_Task_
Copy every line of the data below word for word.

Items listed in a dataset
## begin

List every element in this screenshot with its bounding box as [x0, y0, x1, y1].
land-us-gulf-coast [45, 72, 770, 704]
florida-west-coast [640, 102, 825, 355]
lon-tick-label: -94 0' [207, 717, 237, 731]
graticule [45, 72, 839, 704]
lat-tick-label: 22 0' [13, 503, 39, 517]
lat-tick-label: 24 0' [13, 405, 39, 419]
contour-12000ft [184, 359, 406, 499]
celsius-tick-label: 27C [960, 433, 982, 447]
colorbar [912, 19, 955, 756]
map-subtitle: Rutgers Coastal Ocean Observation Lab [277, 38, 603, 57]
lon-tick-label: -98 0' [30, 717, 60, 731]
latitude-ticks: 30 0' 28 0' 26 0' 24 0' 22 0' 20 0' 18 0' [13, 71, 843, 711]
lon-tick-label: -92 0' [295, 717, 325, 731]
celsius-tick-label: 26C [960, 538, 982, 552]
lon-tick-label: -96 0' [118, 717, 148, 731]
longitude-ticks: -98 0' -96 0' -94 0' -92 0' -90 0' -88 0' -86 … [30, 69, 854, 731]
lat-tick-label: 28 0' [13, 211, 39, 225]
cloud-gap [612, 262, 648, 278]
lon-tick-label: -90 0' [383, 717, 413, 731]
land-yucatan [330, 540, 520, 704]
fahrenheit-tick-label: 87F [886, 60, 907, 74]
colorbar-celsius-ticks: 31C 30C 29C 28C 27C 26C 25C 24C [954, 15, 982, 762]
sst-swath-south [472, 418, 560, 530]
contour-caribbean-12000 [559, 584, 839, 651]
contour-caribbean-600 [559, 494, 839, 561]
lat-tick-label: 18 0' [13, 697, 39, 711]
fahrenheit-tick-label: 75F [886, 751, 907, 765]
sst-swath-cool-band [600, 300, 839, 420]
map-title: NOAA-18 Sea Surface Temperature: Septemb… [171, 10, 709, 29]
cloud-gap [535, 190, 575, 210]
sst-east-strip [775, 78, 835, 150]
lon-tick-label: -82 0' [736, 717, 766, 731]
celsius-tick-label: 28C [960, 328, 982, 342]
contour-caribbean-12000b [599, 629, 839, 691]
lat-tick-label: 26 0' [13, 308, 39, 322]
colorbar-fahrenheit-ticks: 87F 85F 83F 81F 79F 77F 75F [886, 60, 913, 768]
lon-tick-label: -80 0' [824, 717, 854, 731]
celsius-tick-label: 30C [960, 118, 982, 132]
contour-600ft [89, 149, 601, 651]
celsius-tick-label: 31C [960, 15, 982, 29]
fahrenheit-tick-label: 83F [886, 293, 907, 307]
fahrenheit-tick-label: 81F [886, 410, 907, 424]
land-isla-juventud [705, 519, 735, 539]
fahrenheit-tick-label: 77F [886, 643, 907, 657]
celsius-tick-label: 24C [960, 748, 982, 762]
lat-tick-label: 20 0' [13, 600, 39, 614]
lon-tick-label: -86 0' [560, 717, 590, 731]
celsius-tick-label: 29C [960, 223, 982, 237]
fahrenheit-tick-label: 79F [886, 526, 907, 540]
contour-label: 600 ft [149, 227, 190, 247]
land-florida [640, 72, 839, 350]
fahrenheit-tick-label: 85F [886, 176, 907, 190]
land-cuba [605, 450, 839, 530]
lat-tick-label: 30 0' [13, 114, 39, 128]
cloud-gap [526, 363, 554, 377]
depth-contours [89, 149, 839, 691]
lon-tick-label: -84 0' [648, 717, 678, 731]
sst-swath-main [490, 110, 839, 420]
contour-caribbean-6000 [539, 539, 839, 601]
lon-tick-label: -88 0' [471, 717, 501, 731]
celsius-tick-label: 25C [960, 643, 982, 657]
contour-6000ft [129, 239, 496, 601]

## end

_The answer_
List every element in this screenshot with its bounding box as [x0, y0, x1, y1].
land-us-gulf-coast [45, 72, 770, 704]
florida-west-coast [640, 102, 825, 355]
lon-tick-label: -94 0' [207, 717, 237, 731]
graticule [45, 72, 839, 704]
lat-tick-label: 22 0' [13, 503, 39, 517]
lat-tick-label: 24 0' [13, 405, 39, 419]
contour-12000ft [184, 359, 406, 499]
celsius-tick-label: 27C [960, 433, 982, 447]
colorbar [912, 19, 955, 756]
map-subtitle: Rutgers Coastal Ocean Observation Lab [277, 38, 603, 57]
lon-tick-label: -98 0' [30, 717, 60, 731]
latitude-ticks: 30 0' 28 0' 26 0' 24 0' 22 0' 20 0' 18 0' [13, 71, 843, 711]
lon-tick-label: -92 0' [295, 717, 325, 731]
celsius-tick-label: 26C [960, 538, 982, 552]
lon-tick-label: -96 0' [118, 717, 148, 731]
longitude-ticks: -98 0' -96 0' -94 0' -92 0' -90 0' -88 0' -86 … [30, 69, 854, 731]
lat-tick-label: 28 0' [13, 211, 39, 225]
cloud-gap [612, 262, 648, 278]
lon-tick-label: -90 0' [383, 717, 413, 731]
land-yucatan [330, 540, 520, 704]
fahrenheit-tick-label: 87F [886, 60, 907, 74]
colorbar-celsius-ticks: 31C 30C 29C 28C 27C 26C 25C 24C [954, 15, 982, 762]
sst-swath-south [472, 418, 560, 530]
contour-caribbean-12000 [559, 584, 839, 651]
contour-caribbean-600 [559, 494, 839, 561]
lat-tick-label: 18 0' [13, 697, 39, 711]
fahrenheit-tick-label: 75F [886, 751, 907, 765]
sst-swath-cool-band [600, 300, 839, 420]
map-title: NOAA-18 Sea Surface Temperature: Septemb… [171, 10, 709, 29]
cloud-gap [535, 190, 575, 210]
sst-east-strip [775, 78, 835, 150]
lon-tick-label: -82 0' [736, 717, 766, 731]
celsius-tick-label: 28C [960, 328, 982, 342]
contour-caribbean-12000b [599, 629, 839, 691]
lat-tick-label: 26 0' [13, 308, 39, 322]
colorbar-fahrenheit-ticks: 87F 85F 83F 81F 79F 77F 75F [886, 60, 913, 768]
lon-tick-label: -80 0' [824, 717, 854, 731]
celsius-tick-label: 30C [960, 118, 982, 132]
contour-600ft [89, 149, 601, 651]
celsius-tick-label: 31C [960, 15, 982, 29]
fahrenheit-tick-label: 83F [886, 293, 907, 307]
fahrenheit-tick-label: 81F [886, 410, 907, 424]
land-isla-juventud [705, 519, 735, 539]
fahrenheit-tick-label: 77F [886, 643, 907, 657]
celsius-tick-label: 24C [960, 748, 982, 762]
lat-tick-label: 20 0' [13, 600, 39, 614]
lon-tick-label: -86 0' [560, 717, 590, 731]
celsius-tick-label: 29C [960, 223, 982, 237]
fahrenheit-tick-label: 79F [886, 526, 907, 540]
contour-label: 600 ft [149, 227, 190, 247]
land-florida [640, 72, 839, 350]
fahrenheit-tick-label: 85F [886, 176, 907, 190]
land-cuba [605, 450, 839, 530]
lat-tick-label: 30 0' [13, 114, 39, 128]
cloud-gap [526, 363, 554, 377]
depth-contours [89, 149, 839, 691]
lon-tick-label: -84 0' [648, 717, 678, 731]
sst-swath-main [490, 110, 839, 420]
contour-caribbean-6000 [539, 539, 839, 601]
lon-tick-label: -88 0' [471, 717, 501, 731]
celsius-tick-label: 25C [960, 643, 982, 657]
contour-6000ft [129, 239, 496, 601]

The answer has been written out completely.